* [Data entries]

_ _ _ _ _

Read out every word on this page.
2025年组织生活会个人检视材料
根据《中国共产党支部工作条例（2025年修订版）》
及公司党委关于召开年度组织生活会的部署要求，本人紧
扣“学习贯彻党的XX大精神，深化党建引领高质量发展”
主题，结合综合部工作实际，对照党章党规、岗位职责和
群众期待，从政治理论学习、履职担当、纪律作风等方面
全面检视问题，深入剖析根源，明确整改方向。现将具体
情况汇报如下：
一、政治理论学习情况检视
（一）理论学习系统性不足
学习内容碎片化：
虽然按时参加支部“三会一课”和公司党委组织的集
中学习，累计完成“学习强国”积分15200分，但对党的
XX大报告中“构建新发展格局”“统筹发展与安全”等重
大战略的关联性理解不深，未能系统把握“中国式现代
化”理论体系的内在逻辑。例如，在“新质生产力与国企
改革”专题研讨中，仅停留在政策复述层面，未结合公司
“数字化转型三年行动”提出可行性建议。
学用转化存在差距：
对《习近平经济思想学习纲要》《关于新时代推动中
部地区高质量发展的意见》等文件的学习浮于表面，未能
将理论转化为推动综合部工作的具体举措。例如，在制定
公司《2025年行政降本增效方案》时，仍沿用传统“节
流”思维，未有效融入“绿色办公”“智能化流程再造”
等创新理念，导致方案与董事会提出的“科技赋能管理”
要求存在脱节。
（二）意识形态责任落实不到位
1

_ _ _ _ _

* [Request] Nothing should be changed: write out all of the data as is.

* [Answer]
Read out every word on this page.
2025年组织生活会个人检视材料
根据《中国共产党支部工作条例（2025年修订版）》
及公司党委关于召开年度组织生活会的部署要求，本人紧
扣“学习贯彻党的XX大精神，深化党建引领高质量发展”
主题，结合综合部工作实际，对照党章党规、岗位职责和
群众期待，从政治理论学习、履职担当、纪律作风等方面
全面检视问题，深入剖析根源，明确整改方向。现将具体
情况汇报如下：
一、政治理论学习情况检视
（一）理论学习系统性不足
学习内容碎片化：
虽然按时参加支部“三会一课”和公司党委组织的集
中学习，累计完成“学习强国”积分15200分，但对党的
XX大报告中“构建新发展格局”“统筹发展与安全”等重
大战略的关联性理解不深，未能系统把握“中国式现代
化”理论体系的内在逻辑。例如，在“新质生产力与国企
改革”专题研讨中，仅停留在政策复述层面，未结合公司
“数字化转型三年行动”提出可行性建议。
学用转化存在差距：
对《习近平经济思想学习纲要》《关于新时代推动中
部地区高质量发展的意见》等文件的学习浮于表面，未能
将理论转化为推动综合部工作的具体举措。例如，在制定
公司《2025年行政降本增效方案》时，仍沿用传统“节
流”思维，未有效融入“绿色办公”“智能化流程再造”
等创新理念，导致方案与董事会提出的“科技赋能管理”
要求存在脱节。
（二）意识形态责任落实不到位
1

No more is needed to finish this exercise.